• [Work required] Go through the entries below, tally each line with the string "nBURGER", and give the final number by itself.

[Extracted data entries]
>> start
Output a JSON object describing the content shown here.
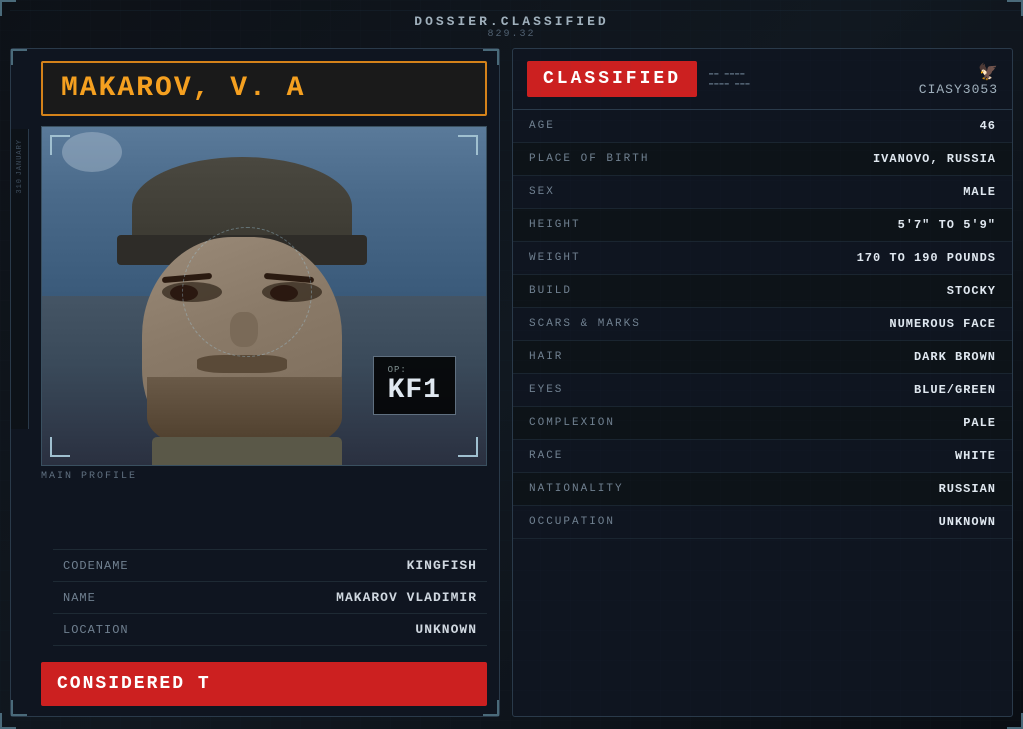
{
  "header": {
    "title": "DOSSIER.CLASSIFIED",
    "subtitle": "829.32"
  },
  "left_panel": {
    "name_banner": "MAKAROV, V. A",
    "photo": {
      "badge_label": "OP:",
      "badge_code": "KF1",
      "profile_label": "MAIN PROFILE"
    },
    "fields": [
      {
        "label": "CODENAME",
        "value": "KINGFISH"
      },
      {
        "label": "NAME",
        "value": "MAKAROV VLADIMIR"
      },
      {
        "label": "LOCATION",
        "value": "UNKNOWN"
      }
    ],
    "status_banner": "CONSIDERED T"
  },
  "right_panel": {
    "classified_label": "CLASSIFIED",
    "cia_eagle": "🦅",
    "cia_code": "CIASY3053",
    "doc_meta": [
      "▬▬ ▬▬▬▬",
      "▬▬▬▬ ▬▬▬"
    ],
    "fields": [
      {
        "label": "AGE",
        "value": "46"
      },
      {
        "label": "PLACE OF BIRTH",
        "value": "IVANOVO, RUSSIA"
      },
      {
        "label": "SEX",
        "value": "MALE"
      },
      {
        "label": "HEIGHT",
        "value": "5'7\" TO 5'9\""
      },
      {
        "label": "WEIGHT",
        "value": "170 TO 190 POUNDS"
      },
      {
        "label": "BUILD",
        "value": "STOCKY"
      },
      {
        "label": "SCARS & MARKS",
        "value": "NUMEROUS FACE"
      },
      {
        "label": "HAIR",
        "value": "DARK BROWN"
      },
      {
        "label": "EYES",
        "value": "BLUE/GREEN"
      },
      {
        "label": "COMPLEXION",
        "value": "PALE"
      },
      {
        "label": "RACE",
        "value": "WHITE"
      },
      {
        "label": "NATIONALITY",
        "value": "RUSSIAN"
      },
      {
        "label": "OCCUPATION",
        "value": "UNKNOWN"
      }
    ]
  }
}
>> end
>> start
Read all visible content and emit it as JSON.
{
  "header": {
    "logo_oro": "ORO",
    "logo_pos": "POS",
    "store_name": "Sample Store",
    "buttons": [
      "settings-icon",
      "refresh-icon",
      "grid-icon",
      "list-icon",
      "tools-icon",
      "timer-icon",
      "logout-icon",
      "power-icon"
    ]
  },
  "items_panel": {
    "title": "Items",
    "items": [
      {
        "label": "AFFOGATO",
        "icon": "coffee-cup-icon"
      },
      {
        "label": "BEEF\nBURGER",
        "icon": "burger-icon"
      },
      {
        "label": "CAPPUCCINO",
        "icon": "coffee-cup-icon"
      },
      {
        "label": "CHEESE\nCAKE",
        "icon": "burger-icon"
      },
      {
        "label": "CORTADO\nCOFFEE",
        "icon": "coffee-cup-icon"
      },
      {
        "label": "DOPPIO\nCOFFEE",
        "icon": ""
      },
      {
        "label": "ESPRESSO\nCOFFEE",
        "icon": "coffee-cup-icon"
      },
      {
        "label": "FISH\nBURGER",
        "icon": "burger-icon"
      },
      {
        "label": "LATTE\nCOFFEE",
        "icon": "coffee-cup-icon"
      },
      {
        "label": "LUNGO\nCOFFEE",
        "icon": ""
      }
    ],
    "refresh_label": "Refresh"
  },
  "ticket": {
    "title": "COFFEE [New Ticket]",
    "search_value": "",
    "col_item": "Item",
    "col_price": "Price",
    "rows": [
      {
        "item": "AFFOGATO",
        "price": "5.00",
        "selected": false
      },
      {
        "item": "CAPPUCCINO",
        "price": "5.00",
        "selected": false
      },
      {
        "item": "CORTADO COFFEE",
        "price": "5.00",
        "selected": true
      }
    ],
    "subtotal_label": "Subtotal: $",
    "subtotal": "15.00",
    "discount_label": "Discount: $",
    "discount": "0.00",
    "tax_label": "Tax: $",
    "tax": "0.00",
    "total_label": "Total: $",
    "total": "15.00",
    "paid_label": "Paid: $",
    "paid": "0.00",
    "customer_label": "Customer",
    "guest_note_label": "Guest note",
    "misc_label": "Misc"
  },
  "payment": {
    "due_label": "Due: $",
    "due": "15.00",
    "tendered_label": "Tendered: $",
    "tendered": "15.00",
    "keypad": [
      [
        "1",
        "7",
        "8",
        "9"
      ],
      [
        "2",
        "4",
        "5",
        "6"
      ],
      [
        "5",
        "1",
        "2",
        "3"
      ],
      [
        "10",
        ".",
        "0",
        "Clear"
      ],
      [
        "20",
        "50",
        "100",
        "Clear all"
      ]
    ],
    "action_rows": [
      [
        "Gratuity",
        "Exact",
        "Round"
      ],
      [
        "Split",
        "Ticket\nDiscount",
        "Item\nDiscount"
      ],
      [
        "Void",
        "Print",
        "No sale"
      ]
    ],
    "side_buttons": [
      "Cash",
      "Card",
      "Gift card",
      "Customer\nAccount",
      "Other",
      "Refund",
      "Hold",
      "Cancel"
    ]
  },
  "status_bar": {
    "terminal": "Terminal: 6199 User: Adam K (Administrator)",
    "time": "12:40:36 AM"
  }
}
>> end
• [Solution to the problem] 2